───── Material for the task ─────

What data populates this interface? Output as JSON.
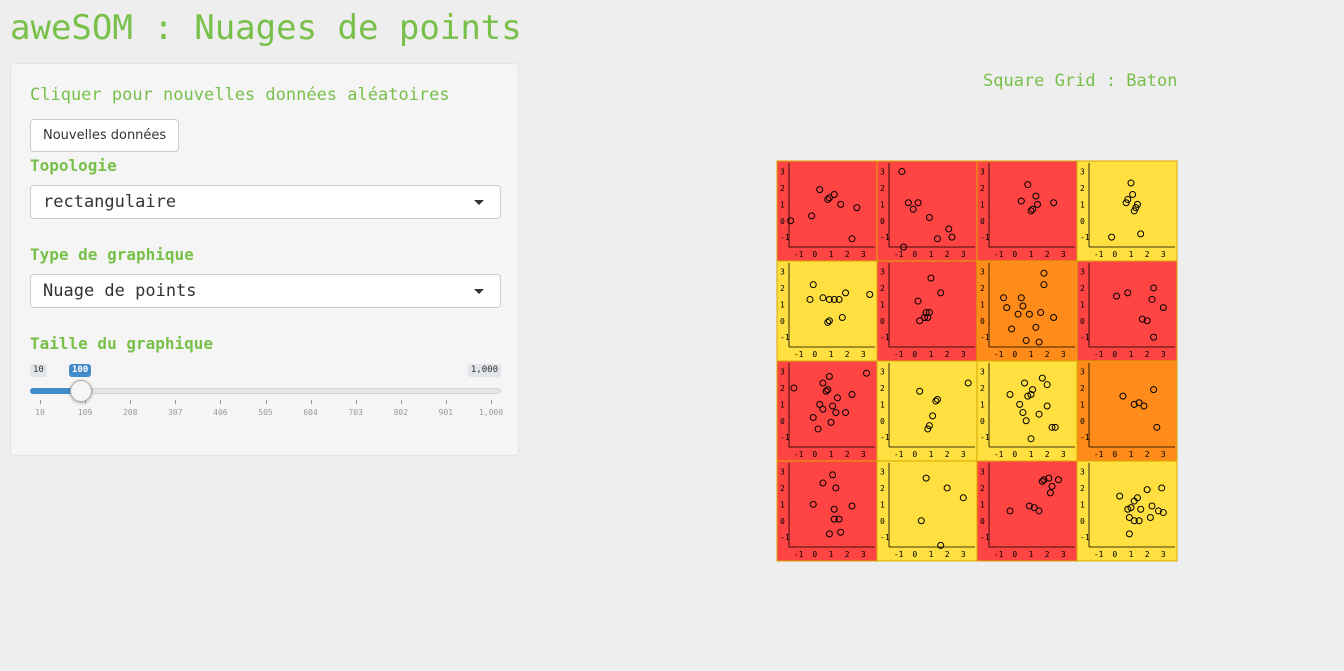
{
  "app": {
    "title": "aweSOM : Nuages de points"
  },
  "sidebar": {
    "intro_text": "Cliquer pour nouvelles données aléatoires",
    "new_data_button": "Nouvelles données",
    "topology": {
      "label": "Topologie",
      "selected": "rectangulaire"
    },
    "plot_type": {
      "label": "Type de graphique",
      "selected": "Nuage de points"
    },
    "plot_size": {
      "label": "Taille du graphique",
      "min": "10",
      "max": "1,000",
      "value": "100",
      "value_num": 100,
      "min_num": 10,
      "max_num": 1000,
      "ticks": [
        "10",
        "109",
        "208",
        "307",
        "406",
        "505",
        "604",
        "703",
        "802",
        "901",
        "1,000"
      ]
    }
  },
  "plot": {
    "title": "Square Grid : Baton",
    "colors": {
      "red": "#ff4444",
      "yellow": "#ffe040",
      "orange": "#ff8c1a",
      "border": "#d9a800"
    }
  },
  "chart_data": {
    "type": "scatter",
    "layout": "4x4 grid of scatter cells",
    "x_ticks": [
      "-1",
      "0",
      "1",
      "2",
      "3"
    ],
    "y_ticks": [
      "3",
      "2",
      "1",
      "0",
      "-1"
    ],
    "xlim": [
      -1.6,
      3.6
    ],
    "ylim": [
      -1.6,
      3.4
    ],
    "cells": [
      {
        "row": 0,
        "col": 0,
        "color": "red",
        "points": [
          [
            -1.5,
            0
          ],
          [
            -0.2,
            0.3
          ],
          [
            0.3,
            1.9
          ],
          [
            0.8,
            1.3
          ],
          [
            0.9,
            1.4
          ],
          [
            1.2,
            1.6
          ],
          [
            1.6,
            1.0
          ],
          [
            2.3,
            -1.1
          ],
          [
            2.6,
            0.8
          ]
        ]
      },
      {
        "row": 0,
        "col": 1,
        "color": "red",
        "points": [
          [
            -0.8,
            3.0
          ],
          [
            -0.7,
            -1.6
          ],
          [
            -0.4,
            1.1
          ],
          [
            -0.1,
            0.7
          ],
          [
            0.2,
            1.1
          ],
          [
            0.9,
            0.2
          ],
          [
            1.4,
            -1.1
          ],
          [
            2.1,
            -0.5
          ],
          [
            2.3,
            -1.0
          ]
        ]
      },
      {
        "row": 0,
        "col": 2,
        "color": "red",
        "points": [
          [
            0.4,
            1.2
          ],
          [
            0.8,
            2.2
          ],
          [
            1.0,
            0.6
          ],
          [
            1.1,
            0.7
          ],
          [
            1.3,
            1.5
          ],
          [
            1.4,
            1.0
          ],
          [
            2.4,
            1.1
          ]
        ]
      },
      {
        "row": 0,
        "col": 3,
        "color": "yellow",
        "points": [
          [
            -0.2,
            -1.0
          ],
          [
            0.7,
            1.1
          ],
          [
            0.8,
            1.3
          ],
          [
            1.0,
            2.3
          ],
          [
            1.1,
            1.6
          ],
          [
            1.2,
            0.6
          ],
          [
            1.3,
            0.8
          ],
          [
            1.4,
            1.0
          ],
          [
            1.6,
            -0.8
          ]
        ]
      },
      {
        "row": 1,
        "col": 0,
        "color": "yellow",
        "points": [
          [
            -0.3,
            1.3
          ],
          [
            -0.1,
            2.2
          ],
          [
            0.5,
            1.4
          ],
          [
            0.8,
            -0.1
          ],
          [
            0.9,
            0.0
          ],
          [
            0.9,
            1.3
          ],
          [
            1.2,
            1.3
          ],
          [
            1.5,
            1.3
          ],
          [
            1.7,
            0.2
          ],
          [
            1.9,
            1.7
          ],
          [
            3.4,
            1.6
          ]
        ]
      },
      {
        "row": 1,
        "col": 1,
        "color": "red",
        "points": [
          [
            0.2,
            1.2
          ],
          [
            0.3,
            0.0
          ],
          [
            0.6,
            0.2
          ],
          [
            0.7,
            0.5
          ],
          [
            0.8,
            0.2
          ],
          [
            0.9,
            0.5
          ],
          [
            1.0,
            2.6
          ],
          [
            1.6,
            1.7
          ]
        ]
      },
      {
        "row": 1,
        "col": 2,
        "color": "orange",
        "points": [
          [
            -0.7,
            1.4
          ],
          [
            -0.5,
            0.8
          ],
          [
            -0.2,
            -0.5
          ],
          [
            0.2,
            0.4
          ],
          [
            0.4,
            1.4
          ],
          [
            0.5,
            0.9
          ],
          [
            0.7,
            -1.2
          ],
          [
            0.9,
            0.4
          ],
          [
            1.3,
            -0.4
          ],
          [
            1.5,
            -1.3
          ],
          [
            1.6,
            0.5
          ],
          [
            1.8,
            2.2
          ],
          [
            1.8,
            2.9
          ],
          [
            2.4,
            0.2
          ]
        ]
      },
      {
        "row": 1,
        "col": 3,
        "color": "red",
        "points": [
          [
            0.1,
            1.5
          ],
          [
            0.8,
            1.7
          ],
          [
            1.7,
            0.1
          ],
          [
            2.0,
            0.0
          ],
          [
            2.3,
            1.3
          ],
          [
            2.4,
            -1.0
          ],
          [
            2.4,
            2.0
          ],
          [
            3.0,
            0.8
          ]
        ]
      },
      {
        "row": 2,
        "col": 0,
        "color": "red",
        "points": [
          [
            -1.3,
            2.0
          ],
          [
            -0.1,
            0.2
          ],
          [
            0.2,
            -0.5
          ],
          [
            0.3,
            1.0
          ],
          [
            0.5,
            0.7
          ],
          [
            0.5,
            2.3
          ],
          [
            0.7,
            1.8
          ],
          [
            0.8,
            1.9
          ],
          [
            0.9,
            2.7
          ],
          [
            1.0,
            -0.1
          ],
          [
            1.1,
            0.9
          ],
          [
            1.3,
            0.5
          ],
          [
            1.4,
            1.4
          ],
          [
            1.9,
            0.5
          ],
          [
            2.3,
            1.6
          ],
          [
            3.2,
            2.9
          ]
        ]
      },
      {
        "row": 2,
        "col": 1,
        "color": "yellow",
        "points": [
          [
            0.3,
            1.8
          ],
          [
            0.8,
            -0.5
          ],
          [
            0.9,
            -0.3
          ],
          [
            1.1,
            0.3
          ],
          [
            1.3,
            1.2
          ],
          [
            1.4,
            1.3
          ],
          [
            3.3,
            2.3
          ]
        ]
      },
      {
        "row": 2,
        "col": 2,
        "color": "yellow",
        "points": [
          [
            -0.3,
            1.6
          ],
          [
            0.3,
            1.0
          ],
          [
            0.5,
            0.5
          ],
          [
            0.6,
            2.3
          ],
          [
            0.7,
            0.0
          ],
          [
            0.8,
            1.5
          ],
          [
            1.0,
            1.6
          ],
          [
            1.0,
            -1.1
          ],
          [
            1.1,
            1.9
          ],
          [
            1.5,
            0.4
          ],
          [
            1.7,
            2.6
          ],
          [
            2.0,
            2.2
          ],
          [
            2.0,
            0.9
          ],
          [
            2.3,
            -0.4
          ],
          [
            2.5,
            -0.4
          ]
        ]
      },
      {
        "row": 2,
        "col": 3,
        "color": "orange",
        "points": [
          [
            0.5,
            1.5
          ],
          [
            1.2,
            1.0
          ],
          [
            1.5,
            1.1
          ],
          [
            1.8,
            0.9
          ],
          [
            2.4,
            1.9
          ],
          [
            2.6,
            -0.4
          ]
        ]
      },
      {
        "row": 3,
        "col": 0,
        "color": "red",
        "points": [
          [
            -0.1,
            1.0
          ],
          [
            0.5,
            2.3
          ],
          [
            0.9,
            -0.8
          ],
          [
            1.1,
            2.8
          ],
          [
            1.2,
            0.1
          ],
          [
            1.2,
            0.7
          ],
          [
            1.3,
            2.0
          ],
          [
            1.5,
            0.1
          ],
          [
            1.6,
            -0.7
          ],
          [
            2.3,
            0.9
          ]
        ]
      },
      {
        "row": 3,
        "col": 1,
        "color": "yellow",
        "points": [
          [
            0.4,
            0.0
          ],
          [
            0.7,
            2.6
          ],
          [
            1.6,
            -1.5
          ],
          [
            2.0,
            2.0
          ],
          [
            3.0,
            1.4
          ]
        ]
      },
      {
        "row": 3,
        "col": 2,
        "color": "red",
        "points": [
          [
            -0.3,
            0.6
          ],
          [
            0.9,
            0.9
          ],
          [
            1.2,
            0.8
          ],
          [
            1.5,
            0.6
          ],
          [
            1.7,
            2.4
          ],
          [
            1.8,
            2.5
          ],
          [
            2.1,
            2.6
          ],
          [
            2.2,
            1.7
          ],
          [
            2.3,
            2.1
          ],
          [
            2.7,
            2.5
          ]
        ]
      },
      {
        "row": 3,
        "col": 3,
        "color": "yellow",
        "points": [
          [
            0.3,
            1.5
          ],
          [
            0.8,
            0.7
          ],
          [
            0.9,
            0.2
          ],
          [
            0.9,
            -0.8
          ],
          [
            1.0,
            0.8
          ],
          [
            1.2,
            0.0
          ],
          [
            1.2,
            1.2
          ],
          [
            1.4,
            1.4
          ],
          [
            1.5,
            0.0
          ],
          [
            1.6,
            0.7
          ],
          [
            2.0,
            1.9
          ],
          [
            2.2,
            0.2
          ],
          [
            2.3,
            0.9
          ],
          [
            2.7,
            0.6
          ],
          [
            2.9,
            2.0
          ],
          [
            3.0,
            0.5
          ]
        ]
      }
    ]
  }
}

─────

▸ **Task description**
In the records, count every line that includes "label" and give the count alone.

▸ **Solution to the exercise**
3